## Start Records to process

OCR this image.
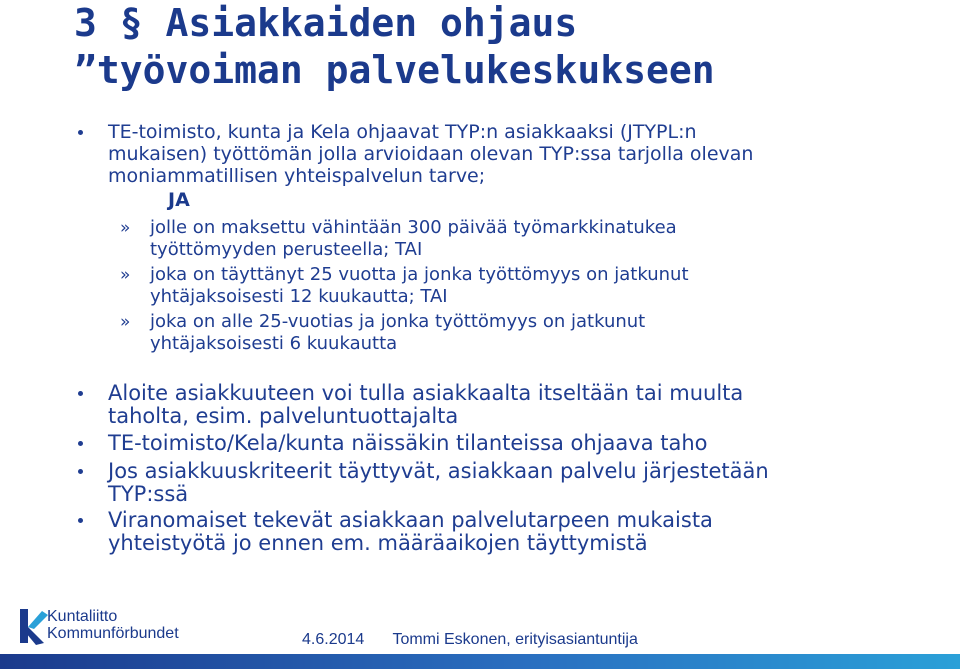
3 § Asiakkaiden ohjaus
”työvoiman palvelukeskukseen
TE-toimisto, kunta ja Kela ohjaavat TYP:n asiakkaaksi (JTYPL:n
mukaisen) työttömän jolla arvioidaan olevan TYP:ssa tarjolla olevan
moniammatillisen yhteispalvelun tarve;
JA
» jolle on maksettu vähintään 300 päivää työmarkkinatukea
työttömyyden perusteella; TAI
» joka on täyttänyt 25 vuotta ja jonka työttömyys on jatkunut
yhtäjaksoisesti 12 kuukautta; TAI
» joka on alle 25-vuotias ja jonka työttömyys on jatkunut
yhtäjaksoisesti 6 kuukautta
Aloite asiakkuuteen voi tulla asiakkaalta itseltään tai muulta
taholta, esim. palveluntuottajalta
TE-toimisto/Kela/kunta näissäkin tilanteissa ohjaava taho
Jos asiakkuuskriteerit täyttyvät, asiakkaan palvelu järjestetään
TYP:ssä
Viranomaiset tekevät asiakkaan palvelutarpeen mukaista
yhteistyötä jo ennen em. määräaikojen täyttymistä
Kuntaliitto
Kommunförbundet	4.6.2014 Tommi Eskonen, erityisasiantuntija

## End Records to process

Directive:
Without including the pictures, reproduce all entries exactly.

Task response:
OCR this image.
3 § Asiakkaiden ohjaus
”työvoiman palvelukeskukseen
TE-toimisto, kunta ja Kela ohjaavat TYP:n asiakkaaksi (JTYPL:n
mukaisen) työttömän jolla arvioidaan olevan TYP:ssa tarjolla olevan
moniammatillisen yhteispalvelun tarve;
JA
» jolle on maksettu vähintään 300 päivää työmarkkinatukea
työttömyyden perusteella; TAI
» joka on täyttänyt 25 vuotta ja jonka työttömyys on jatkunut
yhtäjaksoisesti 12 kuukautta; TAI
» joka on alle 25-vuotias ja jonka työttömyys on jatkunut
yhtäjaksoisesti 6 kuukautta
Aloite asiakkuuteen voi tulla asiakkaalta itseltään tai muulta
taholta, esim. palveluntuottajalta
TE-toimisto/Kela/kunta näissäkin tilanteissa ohjaava taho
Jos asiakkuuskriteerit täyttyvät, asiakkaan palvelu järjestetään
TYP:ssä
Viranomaiset tekevät asiakkaan palvelutarpeen mukaista
yhteistyötä jo ennen em. määräaikojen täyttymistä
Kuntaliitto
Kommunförbundet	4.6.2014 Tommi Eskonen, erityisasiantuntija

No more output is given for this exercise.